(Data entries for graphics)
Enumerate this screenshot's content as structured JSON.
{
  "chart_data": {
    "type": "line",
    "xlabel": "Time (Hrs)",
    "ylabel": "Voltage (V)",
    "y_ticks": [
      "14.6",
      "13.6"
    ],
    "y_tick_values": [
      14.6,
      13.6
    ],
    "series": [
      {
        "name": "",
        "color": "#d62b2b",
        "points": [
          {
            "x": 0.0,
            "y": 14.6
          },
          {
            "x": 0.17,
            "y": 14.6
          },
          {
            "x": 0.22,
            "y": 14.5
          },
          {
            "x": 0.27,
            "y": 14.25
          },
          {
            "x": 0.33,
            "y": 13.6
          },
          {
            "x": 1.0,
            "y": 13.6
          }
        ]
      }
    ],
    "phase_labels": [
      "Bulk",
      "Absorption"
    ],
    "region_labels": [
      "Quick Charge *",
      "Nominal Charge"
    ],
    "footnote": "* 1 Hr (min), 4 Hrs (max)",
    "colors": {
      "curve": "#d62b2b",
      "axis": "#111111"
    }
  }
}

* * *

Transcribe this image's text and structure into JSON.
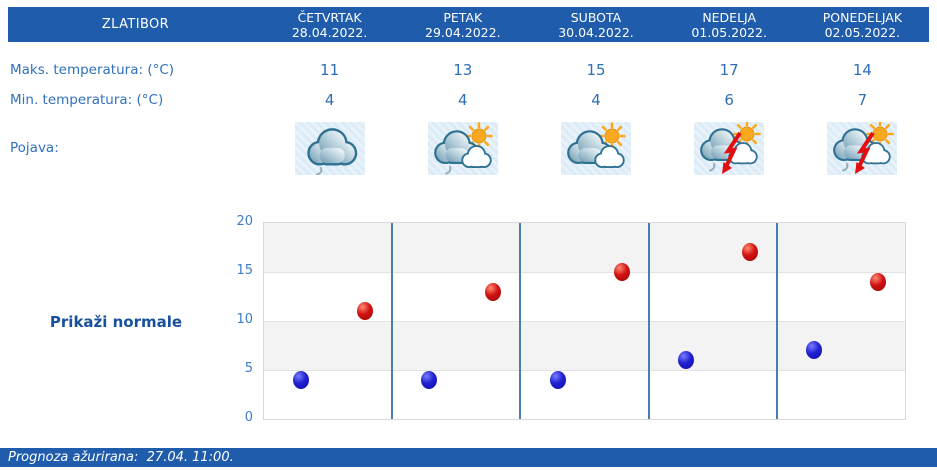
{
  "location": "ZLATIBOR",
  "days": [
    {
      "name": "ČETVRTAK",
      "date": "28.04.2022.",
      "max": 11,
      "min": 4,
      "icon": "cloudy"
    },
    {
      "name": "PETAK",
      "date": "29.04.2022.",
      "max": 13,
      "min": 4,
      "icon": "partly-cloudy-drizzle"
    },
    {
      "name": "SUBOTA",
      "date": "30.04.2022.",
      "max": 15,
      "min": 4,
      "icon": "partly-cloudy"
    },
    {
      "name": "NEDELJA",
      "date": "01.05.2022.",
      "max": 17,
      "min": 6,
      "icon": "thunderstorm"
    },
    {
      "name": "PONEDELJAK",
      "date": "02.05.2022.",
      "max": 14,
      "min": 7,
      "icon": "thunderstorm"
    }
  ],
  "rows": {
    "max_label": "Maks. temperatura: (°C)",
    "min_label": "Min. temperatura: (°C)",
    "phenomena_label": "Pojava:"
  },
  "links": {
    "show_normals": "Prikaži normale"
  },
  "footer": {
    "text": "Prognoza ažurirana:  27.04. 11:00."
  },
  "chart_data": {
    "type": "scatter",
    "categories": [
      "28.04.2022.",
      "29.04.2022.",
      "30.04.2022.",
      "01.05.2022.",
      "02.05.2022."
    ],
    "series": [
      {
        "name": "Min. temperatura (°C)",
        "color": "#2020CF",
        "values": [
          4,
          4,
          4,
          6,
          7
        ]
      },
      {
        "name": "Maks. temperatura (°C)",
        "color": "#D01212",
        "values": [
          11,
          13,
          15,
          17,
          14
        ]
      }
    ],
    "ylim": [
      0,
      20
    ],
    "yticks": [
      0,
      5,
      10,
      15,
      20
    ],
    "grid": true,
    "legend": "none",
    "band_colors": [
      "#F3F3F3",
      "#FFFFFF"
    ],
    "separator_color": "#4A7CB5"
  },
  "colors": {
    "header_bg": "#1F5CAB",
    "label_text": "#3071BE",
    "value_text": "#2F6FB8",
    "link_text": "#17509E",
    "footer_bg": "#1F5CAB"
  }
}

---

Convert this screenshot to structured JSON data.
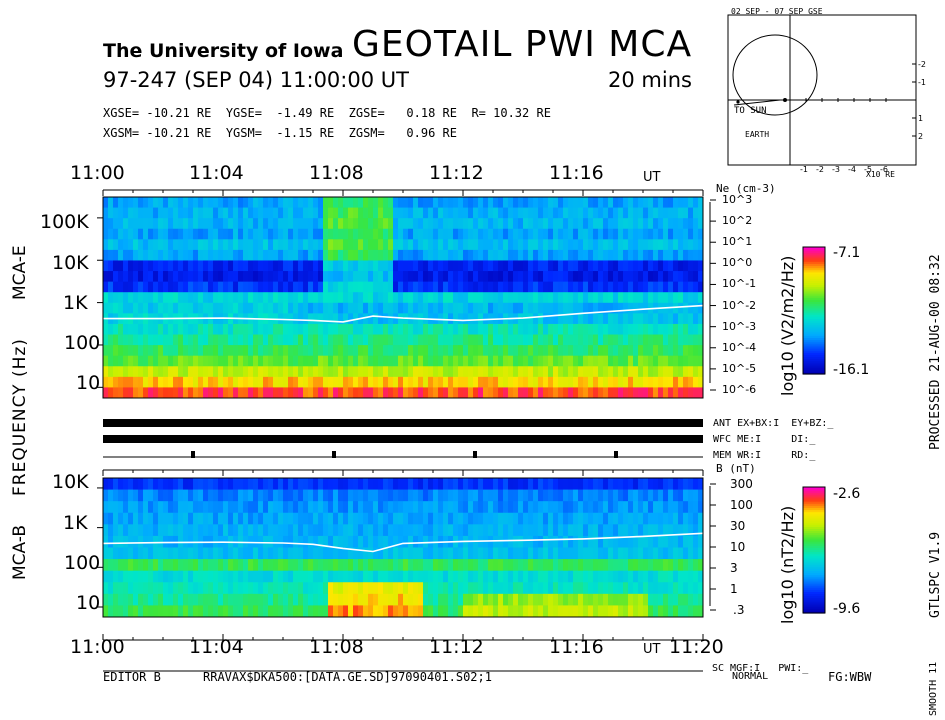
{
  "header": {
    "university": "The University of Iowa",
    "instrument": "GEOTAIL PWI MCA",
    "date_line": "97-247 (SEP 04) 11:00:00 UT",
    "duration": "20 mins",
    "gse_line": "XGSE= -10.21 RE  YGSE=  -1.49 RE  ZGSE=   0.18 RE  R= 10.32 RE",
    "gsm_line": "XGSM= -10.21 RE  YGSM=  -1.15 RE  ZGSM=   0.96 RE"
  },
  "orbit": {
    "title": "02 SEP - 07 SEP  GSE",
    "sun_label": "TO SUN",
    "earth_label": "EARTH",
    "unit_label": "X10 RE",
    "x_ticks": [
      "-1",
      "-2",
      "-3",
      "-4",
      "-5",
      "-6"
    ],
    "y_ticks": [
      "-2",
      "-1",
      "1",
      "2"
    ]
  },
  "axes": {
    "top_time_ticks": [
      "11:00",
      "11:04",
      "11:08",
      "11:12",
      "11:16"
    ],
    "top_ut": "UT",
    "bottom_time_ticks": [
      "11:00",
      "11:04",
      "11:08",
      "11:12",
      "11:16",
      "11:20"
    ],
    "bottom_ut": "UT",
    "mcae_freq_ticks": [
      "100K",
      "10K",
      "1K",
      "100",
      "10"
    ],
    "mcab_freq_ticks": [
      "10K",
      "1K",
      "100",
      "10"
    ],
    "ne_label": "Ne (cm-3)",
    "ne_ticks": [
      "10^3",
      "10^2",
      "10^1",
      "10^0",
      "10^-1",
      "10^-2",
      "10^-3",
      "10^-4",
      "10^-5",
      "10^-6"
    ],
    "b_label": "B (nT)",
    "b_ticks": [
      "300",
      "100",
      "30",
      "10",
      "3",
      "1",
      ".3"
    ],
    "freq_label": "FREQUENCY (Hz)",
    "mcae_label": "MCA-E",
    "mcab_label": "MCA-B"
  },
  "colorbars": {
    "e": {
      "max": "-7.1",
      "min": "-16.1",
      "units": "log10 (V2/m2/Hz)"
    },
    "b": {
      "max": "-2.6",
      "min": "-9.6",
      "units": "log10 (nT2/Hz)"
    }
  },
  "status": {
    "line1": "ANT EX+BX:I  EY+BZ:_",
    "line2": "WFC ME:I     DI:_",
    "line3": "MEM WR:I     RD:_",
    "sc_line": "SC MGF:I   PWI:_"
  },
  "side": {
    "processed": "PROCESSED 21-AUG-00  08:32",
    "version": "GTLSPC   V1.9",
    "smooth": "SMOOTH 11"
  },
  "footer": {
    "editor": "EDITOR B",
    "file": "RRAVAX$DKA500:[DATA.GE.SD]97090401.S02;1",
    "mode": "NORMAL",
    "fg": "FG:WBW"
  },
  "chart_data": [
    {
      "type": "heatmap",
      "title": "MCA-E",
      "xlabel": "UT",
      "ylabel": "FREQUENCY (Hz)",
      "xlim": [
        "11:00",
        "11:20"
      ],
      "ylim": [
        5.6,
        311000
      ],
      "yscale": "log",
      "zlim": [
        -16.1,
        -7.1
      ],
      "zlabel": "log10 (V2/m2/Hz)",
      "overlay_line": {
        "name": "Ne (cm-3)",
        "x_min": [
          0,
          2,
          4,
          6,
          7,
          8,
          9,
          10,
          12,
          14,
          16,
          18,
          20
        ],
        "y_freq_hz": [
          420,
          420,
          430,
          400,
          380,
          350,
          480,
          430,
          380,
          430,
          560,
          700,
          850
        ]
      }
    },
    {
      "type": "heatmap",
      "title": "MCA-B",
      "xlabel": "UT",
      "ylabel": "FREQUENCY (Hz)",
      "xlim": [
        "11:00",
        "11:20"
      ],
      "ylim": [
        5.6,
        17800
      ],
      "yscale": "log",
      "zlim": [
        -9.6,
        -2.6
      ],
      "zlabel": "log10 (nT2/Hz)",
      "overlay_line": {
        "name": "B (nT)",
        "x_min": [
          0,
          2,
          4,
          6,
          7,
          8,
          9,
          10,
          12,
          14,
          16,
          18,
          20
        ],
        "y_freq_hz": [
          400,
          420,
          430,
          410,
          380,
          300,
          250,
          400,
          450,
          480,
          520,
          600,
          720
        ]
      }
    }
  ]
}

- _Given request_: Return each line of the listing that holds the string "this".

- _Exercise solution_:
Enumerate this screenshot's content as structured JSON.
Transcribe this image's text and structure into JSON.
Convert this screenshot to structured JSON data.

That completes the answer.